PROBLEM REQUIREMENTS: Take every line from the listing below that contains "nous".

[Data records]
┌──
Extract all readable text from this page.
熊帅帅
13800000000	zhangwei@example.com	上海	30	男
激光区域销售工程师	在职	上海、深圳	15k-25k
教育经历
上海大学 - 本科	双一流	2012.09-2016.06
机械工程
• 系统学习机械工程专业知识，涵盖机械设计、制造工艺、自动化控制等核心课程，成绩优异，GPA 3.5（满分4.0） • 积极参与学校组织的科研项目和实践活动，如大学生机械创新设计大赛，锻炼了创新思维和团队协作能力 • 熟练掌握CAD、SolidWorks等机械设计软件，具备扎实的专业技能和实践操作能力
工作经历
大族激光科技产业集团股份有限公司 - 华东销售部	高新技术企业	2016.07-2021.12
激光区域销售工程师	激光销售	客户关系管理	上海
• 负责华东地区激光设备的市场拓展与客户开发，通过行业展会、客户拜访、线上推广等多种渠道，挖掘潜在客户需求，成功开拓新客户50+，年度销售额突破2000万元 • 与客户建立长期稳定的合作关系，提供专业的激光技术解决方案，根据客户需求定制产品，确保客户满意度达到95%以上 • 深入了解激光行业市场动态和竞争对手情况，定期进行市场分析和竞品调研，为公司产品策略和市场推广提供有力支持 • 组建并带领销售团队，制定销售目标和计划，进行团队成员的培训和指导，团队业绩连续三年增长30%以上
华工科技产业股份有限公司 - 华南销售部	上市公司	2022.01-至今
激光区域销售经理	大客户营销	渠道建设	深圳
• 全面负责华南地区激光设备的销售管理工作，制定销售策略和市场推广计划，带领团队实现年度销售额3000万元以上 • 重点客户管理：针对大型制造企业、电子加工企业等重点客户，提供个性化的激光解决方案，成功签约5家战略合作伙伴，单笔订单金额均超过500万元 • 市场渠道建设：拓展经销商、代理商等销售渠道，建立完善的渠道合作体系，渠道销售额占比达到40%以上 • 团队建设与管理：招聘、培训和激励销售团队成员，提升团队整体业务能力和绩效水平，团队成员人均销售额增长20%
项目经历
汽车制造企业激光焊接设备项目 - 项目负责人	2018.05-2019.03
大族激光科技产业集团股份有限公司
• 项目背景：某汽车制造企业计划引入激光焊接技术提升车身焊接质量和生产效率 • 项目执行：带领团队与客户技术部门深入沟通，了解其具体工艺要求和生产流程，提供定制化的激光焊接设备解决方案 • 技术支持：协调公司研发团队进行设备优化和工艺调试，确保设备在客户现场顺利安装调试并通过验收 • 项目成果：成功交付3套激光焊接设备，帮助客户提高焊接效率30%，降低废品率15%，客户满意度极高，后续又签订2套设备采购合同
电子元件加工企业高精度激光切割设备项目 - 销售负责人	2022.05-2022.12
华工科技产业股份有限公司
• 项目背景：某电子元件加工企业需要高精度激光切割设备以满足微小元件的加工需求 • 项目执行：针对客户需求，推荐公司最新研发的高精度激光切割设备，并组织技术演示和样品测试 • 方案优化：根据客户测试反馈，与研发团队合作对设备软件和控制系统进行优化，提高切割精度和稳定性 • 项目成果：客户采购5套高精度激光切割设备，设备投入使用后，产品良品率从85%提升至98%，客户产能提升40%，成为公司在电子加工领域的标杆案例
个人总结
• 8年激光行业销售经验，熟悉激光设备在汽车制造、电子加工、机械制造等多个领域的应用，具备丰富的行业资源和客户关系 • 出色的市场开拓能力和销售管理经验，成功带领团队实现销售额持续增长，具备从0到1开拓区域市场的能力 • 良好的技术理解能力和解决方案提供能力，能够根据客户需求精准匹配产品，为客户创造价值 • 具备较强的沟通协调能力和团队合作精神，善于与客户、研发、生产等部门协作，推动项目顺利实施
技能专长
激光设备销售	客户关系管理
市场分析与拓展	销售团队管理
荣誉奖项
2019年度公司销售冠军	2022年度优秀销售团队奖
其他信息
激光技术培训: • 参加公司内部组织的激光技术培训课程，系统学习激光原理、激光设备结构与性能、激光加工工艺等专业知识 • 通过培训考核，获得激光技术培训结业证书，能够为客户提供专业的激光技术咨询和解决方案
└──
┌──
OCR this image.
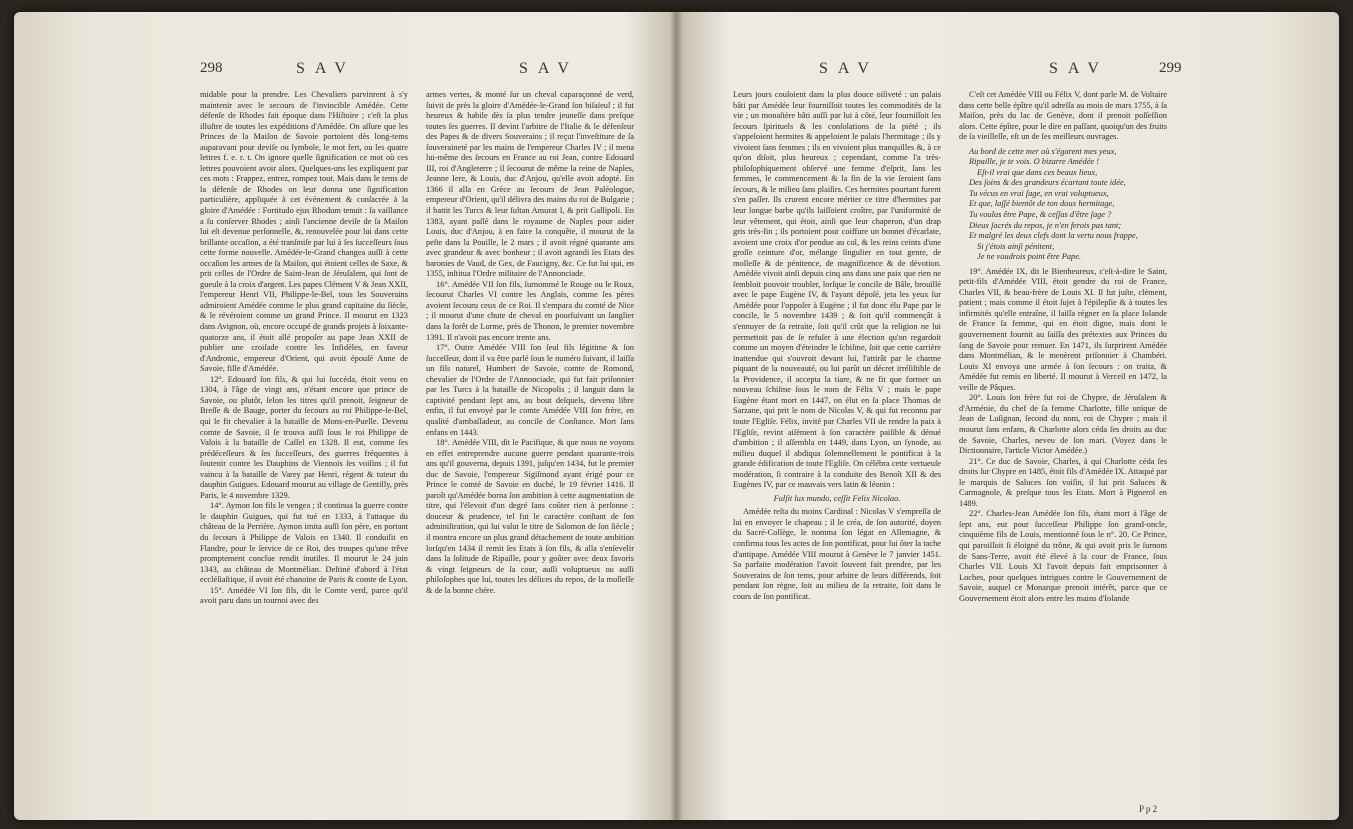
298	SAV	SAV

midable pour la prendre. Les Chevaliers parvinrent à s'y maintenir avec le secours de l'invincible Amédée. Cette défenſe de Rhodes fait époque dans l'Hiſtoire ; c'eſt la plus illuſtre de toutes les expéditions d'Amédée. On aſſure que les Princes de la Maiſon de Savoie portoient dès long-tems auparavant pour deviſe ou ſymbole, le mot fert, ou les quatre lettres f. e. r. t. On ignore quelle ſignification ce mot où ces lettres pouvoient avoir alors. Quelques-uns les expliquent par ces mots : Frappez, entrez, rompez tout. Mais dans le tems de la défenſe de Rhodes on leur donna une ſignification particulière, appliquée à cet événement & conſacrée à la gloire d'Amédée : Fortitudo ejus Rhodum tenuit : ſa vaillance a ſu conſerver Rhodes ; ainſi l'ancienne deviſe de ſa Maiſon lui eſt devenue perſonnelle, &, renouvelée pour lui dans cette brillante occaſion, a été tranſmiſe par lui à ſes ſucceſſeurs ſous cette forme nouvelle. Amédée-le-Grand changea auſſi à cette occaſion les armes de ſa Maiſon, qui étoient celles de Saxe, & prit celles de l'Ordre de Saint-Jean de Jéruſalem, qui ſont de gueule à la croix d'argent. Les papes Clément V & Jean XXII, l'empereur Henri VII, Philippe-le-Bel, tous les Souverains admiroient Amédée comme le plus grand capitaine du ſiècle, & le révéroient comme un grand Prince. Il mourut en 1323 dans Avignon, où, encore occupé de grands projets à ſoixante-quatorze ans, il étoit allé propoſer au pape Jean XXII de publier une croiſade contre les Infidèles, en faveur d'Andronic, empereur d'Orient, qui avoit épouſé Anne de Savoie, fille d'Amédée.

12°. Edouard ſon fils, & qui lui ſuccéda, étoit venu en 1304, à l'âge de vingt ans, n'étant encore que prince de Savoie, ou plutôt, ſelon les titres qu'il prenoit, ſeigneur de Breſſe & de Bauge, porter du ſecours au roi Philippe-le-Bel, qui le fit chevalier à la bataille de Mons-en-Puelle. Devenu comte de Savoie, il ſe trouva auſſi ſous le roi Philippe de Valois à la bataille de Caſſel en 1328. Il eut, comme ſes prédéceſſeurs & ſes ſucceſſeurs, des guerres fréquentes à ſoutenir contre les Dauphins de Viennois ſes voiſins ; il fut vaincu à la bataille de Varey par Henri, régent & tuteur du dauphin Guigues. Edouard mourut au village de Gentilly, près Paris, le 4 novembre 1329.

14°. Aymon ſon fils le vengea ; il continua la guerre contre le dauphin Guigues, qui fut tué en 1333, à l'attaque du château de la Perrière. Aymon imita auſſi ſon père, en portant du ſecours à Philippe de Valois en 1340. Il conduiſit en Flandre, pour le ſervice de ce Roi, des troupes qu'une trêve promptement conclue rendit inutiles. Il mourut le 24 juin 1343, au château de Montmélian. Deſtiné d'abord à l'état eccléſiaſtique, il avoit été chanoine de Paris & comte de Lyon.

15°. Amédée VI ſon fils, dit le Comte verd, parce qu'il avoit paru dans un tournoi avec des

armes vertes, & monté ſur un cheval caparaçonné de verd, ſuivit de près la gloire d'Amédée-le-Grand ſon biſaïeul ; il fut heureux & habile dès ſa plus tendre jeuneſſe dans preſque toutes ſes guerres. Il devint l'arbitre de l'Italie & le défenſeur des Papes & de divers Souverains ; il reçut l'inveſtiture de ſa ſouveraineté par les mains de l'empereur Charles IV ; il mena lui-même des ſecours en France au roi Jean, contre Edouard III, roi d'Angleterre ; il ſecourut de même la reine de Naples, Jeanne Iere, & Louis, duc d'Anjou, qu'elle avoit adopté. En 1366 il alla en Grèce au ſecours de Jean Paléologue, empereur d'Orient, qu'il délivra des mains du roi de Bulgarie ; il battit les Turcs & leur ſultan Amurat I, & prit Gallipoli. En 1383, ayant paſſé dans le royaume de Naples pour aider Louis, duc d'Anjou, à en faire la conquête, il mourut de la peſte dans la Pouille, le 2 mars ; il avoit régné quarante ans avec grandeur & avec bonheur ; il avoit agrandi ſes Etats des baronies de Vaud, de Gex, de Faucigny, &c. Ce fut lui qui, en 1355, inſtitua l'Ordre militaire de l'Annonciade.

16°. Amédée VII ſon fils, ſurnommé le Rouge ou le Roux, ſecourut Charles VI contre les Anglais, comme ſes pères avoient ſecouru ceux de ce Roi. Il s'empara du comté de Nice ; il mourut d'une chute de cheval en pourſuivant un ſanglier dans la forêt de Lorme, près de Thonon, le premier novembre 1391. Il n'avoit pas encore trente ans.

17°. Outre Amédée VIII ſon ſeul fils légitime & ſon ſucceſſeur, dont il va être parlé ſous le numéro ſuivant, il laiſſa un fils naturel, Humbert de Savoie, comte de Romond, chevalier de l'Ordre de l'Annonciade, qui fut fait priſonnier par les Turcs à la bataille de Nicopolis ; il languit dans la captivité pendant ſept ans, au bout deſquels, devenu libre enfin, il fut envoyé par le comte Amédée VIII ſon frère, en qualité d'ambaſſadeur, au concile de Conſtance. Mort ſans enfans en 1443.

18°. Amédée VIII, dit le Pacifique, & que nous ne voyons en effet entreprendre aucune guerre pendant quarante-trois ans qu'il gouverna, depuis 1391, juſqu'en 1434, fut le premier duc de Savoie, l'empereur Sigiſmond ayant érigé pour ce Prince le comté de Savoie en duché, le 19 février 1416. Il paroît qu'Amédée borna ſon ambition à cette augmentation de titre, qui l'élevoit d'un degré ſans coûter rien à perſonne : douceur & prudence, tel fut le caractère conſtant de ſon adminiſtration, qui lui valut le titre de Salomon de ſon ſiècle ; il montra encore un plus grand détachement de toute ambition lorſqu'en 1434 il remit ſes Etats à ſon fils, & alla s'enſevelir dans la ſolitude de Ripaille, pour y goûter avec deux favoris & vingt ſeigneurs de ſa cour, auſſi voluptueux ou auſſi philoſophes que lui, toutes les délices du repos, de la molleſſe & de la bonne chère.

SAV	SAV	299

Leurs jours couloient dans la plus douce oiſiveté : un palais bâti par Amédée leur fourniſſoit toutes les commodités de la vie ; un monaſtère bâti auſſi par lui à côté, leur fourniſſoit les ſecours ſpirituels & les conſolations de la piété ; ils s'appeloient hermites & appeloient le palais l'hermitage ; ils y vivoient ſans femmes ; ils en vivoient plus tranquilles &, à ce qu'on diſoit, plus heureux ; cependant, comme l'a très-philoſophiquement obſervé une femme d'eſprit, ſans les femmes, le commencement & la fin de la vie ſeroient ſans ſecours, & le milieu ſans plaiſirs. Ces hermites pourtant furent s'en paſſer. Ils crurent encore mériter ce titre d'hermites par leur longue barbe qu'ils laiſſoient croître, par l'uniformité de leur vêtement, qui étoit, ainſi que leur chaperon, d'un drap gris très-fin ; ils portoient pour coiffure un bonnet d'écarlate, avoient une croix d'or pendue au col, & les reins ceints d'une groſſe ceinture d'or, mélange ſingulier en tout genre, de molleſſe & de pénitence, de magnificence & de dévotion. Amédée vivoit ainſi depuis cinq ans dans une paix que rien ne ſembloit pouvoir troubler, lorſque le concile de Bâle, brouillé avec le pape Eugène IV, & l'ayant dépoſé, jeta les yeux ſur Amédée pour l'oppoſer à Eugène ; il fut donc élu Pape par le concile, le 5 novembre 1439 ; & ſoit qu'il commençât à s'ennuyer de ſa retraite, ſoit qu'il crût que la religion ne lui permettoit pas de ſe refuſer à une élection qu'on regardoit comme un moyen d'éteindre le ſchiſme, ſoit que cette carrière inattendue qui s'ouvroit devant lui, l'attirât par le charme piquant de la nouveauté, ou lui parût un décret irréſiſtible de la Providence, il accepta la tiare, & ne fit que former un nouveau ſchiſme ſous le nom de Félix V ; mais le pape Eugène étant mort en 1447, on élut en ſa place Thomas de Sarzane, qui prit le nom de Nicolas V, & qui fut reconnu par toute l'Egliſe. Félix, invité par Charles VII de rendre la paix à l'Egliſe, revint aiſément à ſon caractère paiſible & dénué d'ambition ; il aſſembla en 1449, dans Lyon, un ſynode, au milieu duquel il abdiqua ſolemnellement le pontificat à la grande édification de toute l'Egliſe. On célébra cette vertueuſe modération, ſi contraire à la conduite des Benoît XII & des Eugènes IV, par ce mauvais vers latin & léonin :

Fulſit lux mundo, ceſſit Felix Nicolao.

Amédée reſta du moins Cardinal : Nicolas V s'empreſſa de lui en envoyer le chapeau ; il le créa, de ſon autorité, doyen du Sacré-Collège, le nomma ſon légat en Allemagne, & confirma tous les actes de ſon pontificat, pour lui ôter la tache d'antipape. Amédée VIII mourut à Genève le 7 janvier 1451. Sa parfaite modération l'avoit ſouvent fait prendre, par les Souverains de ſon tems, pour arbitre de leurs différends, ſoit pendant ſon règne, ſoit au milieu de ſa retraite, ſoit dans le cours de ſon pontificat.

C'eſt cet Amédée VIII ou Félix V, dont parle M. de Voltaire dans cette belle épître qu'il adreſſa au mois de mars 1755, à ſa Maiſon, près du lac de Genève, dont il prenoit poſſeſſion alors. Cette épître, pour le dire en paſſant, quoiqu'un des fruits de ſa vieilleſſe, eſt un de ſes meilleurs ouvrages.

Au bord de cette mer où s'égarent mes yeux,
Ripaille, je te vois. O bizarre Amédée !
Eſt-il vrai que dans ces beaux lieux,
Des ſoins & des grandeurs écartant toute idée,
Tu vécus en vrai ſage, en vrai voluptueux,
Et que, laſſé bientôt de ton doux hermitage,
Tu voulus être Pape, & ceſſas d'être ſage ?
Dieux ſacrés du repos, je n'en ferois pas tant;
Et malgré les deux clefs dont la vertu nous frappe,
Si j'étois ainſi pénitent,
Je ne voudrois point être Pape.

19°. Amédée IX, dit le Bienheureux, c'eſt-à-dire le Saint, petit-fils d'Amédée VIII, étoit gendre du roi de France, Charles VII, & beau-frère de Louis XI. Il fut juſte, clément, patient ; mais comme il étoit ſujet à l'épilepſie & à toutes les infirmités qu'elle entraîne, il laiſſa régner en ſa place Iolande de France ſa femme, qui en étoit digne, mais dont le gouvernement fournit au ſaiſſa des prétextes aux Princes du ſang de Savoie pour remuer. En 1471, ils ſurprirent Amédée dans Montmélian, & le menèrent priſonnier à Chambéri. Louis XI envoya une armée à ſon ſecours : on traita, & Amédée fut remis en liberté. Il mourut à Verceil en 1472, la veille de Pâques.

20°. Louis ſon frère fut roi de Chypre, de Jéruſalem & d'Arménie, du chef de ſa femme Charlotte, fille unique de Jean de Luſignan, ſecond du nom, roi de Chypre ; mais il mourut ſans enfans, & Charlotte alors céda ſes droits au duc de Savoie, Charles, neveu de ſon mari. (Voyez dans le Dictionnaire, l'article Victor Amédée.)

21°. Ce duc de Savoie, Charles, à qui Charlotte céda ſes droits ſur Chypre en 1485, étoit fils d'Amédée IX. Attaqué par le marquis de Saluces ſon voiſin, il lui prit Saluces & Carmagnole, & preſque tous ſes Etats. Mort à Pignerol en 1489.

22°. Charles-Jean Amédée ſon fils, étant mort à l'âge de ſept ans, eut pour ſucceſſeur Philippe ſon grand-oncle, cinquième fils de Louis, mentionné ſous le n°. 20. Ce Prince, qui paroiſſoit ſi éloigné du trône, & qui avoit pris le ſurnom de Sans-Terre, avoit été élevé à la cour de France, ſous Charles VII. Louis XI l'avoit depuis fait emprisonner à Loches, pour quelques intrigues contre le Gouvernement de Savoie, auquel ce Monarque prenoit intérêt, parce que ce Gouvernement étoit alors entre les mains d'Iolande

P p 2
└──
┌──
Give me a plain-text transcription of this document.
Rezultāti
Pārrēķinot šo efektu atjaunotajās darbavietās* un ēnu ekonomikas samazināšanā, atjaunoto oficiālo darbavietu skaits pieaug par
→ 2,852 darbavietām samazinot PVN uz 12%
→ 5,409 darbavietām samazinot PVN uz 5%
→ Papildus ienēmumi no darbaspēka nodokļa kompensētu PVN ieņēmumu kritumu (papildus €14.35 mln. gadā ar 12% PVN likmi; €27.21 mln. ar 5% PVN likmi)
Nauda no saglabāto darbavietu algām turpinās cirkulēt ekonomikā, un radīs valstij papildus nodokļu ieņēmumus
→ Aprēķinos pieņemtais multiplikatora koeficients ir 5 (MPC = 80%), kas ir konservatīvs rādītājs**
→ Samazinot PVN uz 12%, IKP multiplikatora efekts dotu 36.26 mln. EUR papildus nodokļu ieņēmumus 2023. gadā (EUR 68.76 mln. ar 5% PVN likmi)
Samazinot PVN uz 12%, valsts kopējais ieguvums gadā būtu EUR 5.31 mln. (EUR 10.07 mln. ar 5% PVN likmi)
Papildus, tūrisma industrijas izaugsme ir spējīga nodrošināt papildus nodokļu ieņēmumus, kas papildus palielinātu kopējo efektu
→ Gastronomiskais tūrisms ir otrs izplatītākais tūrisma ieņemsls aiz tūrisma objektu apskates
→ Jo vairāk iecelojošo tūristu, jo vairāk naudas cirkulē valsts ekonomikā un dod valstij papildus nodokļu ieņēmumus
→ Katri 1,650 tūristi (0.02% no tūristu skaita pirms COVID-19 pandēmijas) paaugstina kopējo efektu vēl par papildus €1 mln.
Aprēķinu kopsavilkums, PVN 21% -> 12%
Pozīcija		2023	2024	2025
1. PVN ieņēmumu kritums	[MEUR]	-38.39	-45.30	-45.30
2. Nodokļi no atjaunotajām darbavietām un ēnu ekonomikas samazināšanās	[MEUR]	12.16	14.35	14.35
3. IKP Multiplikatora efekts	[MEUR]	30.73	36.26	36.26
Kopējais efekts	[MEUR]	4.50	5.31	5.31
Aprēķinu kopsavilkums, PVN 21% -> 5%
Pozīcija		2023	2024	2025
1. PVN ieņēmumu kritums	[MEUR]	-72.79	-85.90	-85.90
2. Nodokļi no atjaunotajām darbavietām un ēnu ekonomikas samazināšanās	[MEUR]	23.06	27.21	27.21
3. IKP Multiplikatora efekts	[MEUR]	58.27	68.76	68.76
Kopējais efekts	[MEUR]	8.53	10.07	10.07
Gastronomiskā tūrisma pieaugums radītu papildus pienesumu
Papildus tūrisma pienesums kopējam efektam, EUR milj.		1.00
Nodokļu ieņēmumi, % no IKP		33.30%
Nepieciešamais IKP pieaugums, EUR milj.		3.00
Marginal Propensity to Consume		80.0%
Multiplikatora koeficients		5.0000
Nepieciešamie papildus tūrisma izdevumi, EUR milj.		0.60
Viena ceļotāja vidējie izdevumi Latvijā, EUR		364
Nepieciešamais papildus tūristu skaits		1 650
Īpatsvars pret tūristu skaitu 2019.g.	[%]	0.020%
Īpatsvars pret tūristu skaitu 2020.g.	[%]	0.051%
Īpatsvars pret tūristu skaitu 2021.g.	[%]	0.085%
└──
COMPLETE OUTPUT:
18°. Amédée VIII, dit le Pacifique, & que nous ne voyons en effet entreprendre aucune guerre pendant quarante-trois ans qu'il gouverna, depuis 1391, juſqu'en 1434, fut le premier duc de Savoie, l'empereur Sigiſmond ayant érigé pour ce Prince le comté de Savoie en duché, le 19 février 1416. Il paroît qu'Amédée borna ſon ambition à cette augmentation de titre, qui l'élevoit d'un degré ſans coûter rien à perſonne : douceur & prudence, tel fut le caractère conſtant de ſon adminiſtration, qui lui valut le titre de Salomon de ſon ſiècle ; il montra encore un plus grand détachement de toute ambition lorſqu'en 1434 il remit ſes Etats à ſon fils, & alla s'enſevelir dans la ſolitude de Ripaille, pour y goûter avec deux favoris & vingt ſeigneurs de ſa cour, auſſi voluptueux ou auſſi philoſophes que lui, toutes les délices du repos, de la molleſſe & de la bonne chère.
Et malgré les deux clefs dont la vertu nous frappe,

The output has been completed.